* Excerpt to read:
------------

The key to any content marketing strategy is deliberation. Every word and every post has to be deliberate. As the voice of your startup, business, or corporation, you have to consider every word out there as part of a chorus, all working in unison to increase your brand awareness and cache with your readers. One way you can ensure that your content sings is to plan for your platform.
Image Credit: Content Marketing image from Shutterstok
There are numerous platforms out there allowing for a wide range of different content. From long-form essays to memes, there are numerous content styles you can utilize in the right situation. To help make it clear how you should handle various platforms I spoke with JustFly, an online travel agency that has found success recently in regards to content marketing. They gave me a rundown on how to best handle content on specific platforms.
According to JustFly’s review, Twitter is the social media equivalent of sticking your head in a door, yelling something, and hoping people follow you to whatever you just promoted. It’s a rallying cry. While it can be used for various reasons, Twitter more often than not is used to get you somewhere else. As the World’s largest content aggregator, Twitter is a stream of headlines, so writing good content for Twitter requires the ability to write good headlines. Good headlines come in many forms, from the listicle, to the question, to mystery, there are many different ways to write a compelling headline. When Twitter isn’t being used to drive traffic elsewhere, it’s all about engagement. Run Twitter polls, incentivize retweets, and share images and videos people will want to show their friends.

------------

* Work instruction A: Write out the passage on content marketing word for word, starting at "Image Credit: Content" and ending at "on specific platforms.".
* Work instruction B: What kind of business is JustFly, according to the passage on content marketing?
The items that follow were taken from a separate source.

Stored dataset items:
------------

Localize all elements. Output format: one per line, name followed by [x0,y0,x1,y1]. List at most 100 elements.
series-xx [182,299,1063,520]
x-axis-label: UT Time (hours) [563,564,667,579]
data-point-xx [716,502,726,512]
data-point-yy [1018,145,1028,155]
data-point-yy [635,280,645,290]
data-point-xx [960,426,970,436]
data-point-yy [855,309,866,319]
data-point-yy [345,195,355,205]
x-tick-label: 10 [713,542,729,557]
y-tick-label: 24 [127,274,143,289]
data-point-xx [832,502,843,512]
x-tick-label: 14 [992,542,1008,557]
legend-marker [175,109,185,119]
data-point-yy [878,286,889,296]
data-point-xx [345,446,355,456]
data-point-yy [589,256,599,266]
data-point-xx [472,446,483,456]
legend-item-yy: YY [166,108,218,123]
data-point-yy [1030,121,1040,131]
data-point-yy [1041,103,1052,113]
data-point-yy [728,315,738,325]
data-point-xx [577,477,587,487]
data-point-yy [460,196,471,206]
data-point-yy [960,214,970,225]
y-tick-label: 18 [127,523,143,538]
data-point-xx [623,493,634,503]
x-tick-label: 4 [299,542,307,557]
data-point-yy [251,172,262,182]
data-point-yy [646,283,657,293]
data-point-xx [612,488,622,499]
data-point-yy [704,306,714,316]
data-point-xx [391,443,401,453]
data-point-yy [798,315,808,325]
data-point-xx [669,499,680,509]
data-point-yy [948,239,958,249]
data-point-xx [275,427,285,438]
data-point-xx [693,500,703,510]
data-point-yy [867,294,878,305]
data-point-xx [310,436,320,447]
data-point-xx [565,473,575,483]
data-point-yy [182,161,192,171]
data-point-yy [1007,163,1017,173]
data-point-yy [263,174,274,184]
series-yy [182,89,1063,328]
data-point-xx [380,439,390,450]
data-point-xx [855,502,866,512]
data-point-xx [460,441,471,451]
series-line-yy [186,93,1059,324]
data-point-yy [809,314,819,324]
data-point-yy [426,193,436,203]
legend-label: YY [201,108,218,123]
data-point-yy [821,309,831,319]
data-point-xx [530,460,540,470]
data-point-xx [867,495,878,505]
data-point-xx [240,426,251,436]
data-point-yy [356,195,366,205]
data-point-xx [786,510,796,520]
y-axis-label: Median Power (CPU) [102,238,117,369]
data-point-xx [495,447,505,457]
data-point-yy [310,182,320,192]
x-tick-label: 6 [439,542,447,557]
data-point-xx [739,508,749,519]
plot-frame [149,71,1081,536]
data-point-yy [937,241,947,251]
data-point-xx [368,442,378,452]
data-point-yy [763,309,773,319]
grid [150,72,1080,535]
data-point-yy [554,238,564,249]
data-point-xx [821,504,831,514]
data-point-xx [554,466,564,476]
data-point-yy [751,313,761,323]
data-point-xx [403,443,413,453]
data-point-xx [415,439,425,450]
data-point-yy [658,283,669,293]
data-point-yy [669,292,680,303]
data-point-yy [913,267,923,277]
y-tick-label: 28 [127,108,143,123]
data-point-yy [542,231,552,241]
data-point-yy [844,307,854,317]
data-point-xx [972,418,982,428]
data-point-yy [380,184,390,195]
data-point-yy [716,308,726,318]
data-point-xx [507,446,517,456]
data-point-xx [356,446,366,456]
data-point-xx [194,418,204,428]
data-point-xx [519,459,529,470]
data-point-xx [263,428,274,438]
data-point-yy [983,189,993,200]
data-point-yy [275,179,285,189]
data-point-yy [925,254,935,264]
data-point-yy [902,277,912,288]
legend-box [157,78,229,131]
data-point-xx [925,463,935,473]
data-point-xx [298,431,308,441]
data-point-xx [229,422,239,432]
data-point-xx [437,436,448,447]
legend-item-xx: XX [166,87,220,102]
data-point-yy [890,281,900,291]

------------

* Task answer A:
Image Credit: Content Marketing image from Shutterstok
There are numerous platforms out there allowing for a wide range of different content. From long-form essays to memes, there are numerous content styles you can utilize in the right situation. To help make it clear how you should handle various platforms I spoke with JustFly, an online travel agency that has found success recently in regards to content marketing. They gave me a rundown on how to best handle content on specific platforms.

* Task answer B: An online travel agency.